▶ **The problem**: Work out how many lines of the listing hold the string "JSON". Answer with that number alone.

Rows from a figure dataset
----

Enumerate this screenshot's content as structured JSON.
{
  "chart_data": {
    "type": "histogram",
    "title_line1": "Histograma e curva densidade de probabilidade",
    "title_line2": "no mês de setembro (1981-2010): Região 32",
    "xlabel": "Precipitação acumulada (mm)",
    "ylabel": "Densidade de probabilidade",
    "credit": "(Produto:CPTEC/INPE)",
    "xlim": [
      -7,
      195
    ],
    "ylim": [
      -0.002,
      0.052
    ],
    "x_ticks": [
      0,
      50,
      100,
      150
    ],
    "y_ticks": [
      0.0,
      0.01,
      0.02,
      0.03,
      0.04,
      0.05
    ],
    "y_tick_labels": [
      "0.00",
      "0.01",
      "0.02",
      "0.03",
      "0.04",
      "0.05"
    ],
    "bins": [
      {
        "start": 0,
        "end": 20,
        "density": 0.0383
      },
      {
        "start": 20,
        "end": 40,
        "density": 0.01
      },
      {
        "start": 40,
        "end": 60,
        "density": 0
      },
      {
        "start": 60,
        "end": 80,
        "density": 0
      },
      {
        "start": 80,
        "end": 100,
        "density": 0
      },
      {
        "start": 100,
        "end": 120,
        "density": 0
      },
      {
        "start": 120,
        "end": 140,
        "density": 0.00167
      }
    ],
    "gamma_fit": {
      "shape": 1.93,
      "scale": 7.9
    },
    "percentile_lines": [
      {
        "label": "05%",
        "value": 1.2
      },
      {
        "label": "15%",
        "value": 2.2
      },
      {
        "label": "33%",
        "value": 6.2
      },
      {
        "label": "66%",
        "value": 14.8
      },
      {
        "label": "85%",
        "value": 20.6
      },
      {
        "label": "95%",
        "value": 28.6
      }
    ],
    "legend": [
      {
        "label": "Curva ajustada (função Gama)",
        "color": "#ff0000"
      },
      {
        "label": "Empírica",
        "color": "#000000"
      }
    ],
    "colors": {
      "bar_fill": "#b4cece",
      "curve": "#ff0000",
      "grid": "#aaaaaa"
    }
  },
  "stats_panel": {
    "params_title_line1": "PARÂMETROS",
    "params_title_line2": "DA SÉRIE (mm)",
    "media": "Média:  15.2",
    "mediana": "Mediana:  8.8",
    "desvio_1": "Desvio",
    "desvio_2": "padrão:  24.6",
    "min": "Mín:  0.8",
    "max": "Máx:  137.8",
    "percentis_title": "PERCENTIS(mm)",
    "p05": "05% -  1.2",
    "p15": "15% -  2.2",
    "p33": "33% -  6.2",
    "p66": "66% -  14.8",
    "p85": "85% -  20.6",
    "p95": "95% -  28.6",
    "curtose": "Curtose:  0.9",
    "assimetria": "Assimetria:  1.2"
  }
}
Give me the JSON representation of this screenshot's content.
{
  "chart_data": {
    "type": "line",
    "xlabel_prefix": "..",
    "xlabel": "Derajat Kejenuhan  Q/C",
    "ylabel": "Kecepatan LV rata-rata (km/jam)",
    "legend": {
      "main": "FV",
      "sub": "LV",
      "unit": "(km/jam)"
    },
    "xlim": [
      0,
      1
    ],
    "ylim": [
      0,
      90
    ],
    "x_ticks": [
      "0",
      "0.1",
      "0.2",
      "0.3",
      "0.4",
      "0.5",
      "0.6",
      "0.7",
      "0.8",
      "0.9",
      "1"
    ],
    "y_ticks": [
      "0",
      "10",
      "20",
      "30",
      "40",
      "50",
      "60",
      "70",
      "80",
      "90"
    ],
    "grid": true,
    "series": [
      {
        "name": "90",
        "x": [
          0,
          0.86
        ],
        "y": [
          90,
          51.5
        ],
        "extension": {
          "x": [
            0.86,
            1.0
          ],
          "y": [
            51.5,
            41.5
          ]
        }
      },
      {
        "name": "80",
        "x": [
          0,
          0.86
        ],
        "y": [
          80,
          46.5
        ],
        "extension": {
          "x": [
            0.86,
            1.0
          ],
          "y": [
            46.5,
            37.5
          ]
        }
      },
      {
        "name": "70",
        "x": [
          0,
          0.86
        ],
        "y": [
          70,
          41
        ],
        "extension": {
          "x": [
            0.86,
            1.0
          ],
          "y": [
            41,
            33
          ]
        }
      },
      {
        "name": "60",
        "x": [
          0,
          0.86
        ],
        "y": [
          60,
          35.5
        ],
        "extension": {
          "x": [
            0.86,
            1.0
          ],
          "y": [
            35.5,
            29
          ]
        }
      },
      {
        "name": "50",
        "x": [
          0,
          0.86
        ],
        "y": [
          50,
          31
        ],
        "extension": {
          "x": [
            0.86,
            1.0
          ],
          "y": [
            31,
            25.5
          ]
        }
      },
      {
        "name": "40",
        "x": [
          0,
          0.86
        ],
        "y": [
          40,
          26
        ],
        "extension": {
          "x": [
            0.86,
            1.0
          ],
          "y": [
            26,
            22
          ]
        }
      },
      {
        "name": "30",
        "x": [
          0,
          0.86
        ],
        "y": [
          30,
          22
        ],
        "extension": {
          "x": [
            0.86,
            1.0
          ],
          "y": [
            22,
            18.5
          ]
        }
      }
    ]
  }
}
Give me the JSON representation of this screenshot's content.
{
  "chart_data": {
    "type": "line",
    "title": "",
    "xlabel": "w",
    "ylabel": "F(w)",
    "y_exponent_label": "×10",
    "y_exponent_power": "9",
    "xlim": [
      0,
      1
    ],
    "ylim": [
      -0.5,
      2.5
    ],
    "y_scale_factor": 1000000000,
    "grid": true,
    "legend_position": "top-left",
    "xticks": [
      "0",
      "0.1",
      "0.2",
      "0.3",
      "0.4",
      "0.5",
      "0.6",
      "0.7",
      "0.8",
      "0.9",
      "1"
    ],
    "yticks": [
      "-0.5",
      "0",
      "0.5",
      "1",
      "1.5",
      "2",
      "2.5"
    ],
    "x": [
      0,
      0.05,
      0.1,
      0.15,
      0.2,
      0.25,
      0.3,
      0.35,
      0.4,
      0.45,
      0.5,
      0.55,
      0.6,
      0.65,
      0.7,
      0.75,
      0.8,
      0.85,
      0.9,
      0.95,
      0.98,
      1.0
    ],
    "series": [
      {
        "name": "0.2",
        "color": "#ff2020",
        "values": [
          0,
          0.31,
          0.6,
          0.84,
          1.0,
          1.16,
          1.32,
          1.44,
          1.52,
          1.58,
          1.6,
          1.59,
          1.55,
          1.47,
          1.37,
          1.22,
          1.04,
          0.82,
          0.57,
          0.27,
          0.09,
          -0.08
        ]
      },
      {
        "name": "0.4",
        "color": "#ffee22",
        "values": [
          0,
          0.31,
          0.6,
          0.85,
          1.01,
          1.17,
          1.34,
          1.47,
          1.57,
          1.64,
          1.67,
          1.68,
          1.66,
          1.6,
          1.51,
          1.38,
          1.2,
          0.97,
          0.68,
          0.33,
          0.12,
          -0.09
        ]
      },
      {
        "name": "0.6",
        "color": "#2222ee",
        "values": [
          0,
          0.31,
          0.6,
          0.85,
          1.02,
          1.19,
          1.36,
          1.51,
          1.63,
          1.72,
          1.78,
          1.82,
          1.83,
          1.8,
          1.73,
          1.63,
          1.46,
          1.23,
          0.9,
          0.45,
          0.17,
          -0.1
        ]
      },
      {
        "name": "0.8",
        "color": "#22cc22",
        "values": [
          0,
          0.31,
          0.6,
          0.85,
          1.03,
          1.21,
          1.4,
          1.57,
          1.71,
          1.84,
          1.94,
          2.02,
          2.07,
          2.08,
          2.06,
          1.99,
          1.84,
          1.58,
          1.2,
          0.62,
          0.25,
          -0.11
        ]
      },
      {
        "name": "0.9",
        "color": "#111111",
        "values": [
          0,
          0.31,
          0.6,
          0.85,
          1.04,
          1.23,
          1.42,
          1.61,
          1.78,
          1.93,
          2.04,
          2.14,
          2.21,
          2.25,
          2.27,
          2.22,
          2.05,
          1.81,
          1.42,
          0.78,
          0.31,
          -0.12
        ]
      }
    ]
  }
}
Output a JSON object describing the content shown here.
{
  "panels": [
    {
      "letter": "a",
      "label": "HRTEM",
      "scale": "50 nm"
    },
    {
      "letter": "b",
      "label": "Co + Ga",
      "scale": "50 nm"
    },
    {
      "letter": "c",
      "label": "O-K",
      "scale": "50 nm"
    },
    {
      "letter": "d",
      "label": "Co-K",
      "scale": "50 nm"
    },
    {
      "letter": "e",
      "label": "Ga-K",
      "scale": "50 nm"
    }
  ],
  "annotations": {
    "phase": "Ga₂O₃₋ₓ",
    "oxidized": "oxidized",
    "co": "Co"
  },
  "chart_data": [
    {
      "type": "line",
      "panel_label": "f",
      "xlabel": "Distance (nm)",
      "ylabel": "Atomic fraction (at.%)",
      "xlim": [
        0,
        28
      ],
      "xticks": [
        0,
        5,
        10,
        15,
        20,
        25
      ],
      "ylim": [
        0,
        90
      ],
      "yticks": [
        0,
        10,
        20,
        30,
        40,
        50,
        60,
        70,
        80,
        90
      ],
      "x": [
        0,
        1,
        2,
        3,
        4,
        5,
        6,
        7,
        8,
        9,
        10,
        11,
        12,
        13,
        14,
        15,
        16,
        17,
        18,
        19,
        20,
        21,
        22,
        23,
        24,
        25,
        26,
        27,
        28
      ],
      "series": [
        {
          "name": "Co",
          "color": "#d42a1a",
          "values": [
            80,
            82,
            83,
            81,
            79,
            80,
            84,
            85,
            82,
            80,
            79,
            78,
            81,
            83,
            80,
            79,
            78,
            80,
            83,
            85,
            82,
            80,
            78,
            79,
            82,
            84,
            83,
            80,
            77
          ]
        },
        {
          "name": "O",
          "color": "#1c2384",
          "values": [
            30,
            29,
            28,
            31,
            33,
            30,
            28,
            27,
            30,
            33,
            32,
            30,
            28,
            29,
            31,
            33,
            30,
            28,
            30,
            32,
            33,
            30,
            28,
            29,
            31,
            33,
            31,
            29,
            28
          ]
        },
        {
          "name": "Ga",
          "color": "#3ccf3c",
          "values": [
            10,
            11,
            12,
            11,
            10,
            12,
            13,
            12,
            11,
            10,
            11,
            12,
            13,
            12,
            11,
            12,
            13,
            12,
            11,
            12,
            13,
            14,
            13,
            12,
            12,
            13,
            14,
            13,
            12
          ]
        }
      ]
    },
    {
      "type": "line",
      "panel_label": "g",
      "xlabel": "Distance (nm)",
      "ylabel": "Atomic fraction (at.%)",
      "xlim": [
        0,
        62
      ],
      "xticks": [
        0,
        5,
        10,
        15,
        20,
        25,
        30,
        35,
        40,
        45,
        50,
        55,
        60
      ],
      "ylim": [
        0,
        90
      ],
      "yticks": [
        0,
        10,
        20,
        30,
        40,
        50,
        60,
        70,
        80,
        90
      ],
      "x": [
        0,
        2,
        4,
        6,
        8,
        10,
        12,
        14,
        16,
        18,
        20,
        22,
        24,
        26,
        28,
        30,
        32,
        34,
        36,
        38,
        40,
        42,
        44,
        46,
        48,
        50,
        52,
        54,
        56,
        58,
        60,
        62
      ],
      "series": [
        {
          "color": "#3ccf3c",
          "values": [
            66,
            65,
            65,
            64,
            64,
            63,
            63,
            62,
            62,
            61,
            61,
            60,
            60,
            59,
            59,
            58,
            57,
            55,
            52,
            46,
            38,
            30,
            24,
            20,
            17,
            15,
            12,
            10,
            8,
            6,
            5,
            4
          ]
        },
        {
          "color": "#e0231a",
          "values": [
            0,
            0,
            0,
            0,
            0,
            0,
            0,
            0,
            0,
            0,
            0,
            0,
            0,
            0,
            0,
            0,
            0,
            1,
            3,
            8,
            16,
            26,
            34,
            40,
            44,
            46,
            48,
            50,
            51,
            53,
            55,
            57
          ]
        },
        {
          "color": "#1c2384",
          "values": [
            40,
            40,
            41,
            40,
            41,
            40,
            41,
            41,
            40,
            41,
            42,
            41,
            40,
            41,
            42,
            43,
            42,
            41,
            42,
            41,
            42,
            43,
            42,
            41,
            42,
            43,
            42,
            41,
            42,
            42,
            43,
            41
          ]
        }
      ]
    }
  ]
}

----

▶ **Exercise result**: 4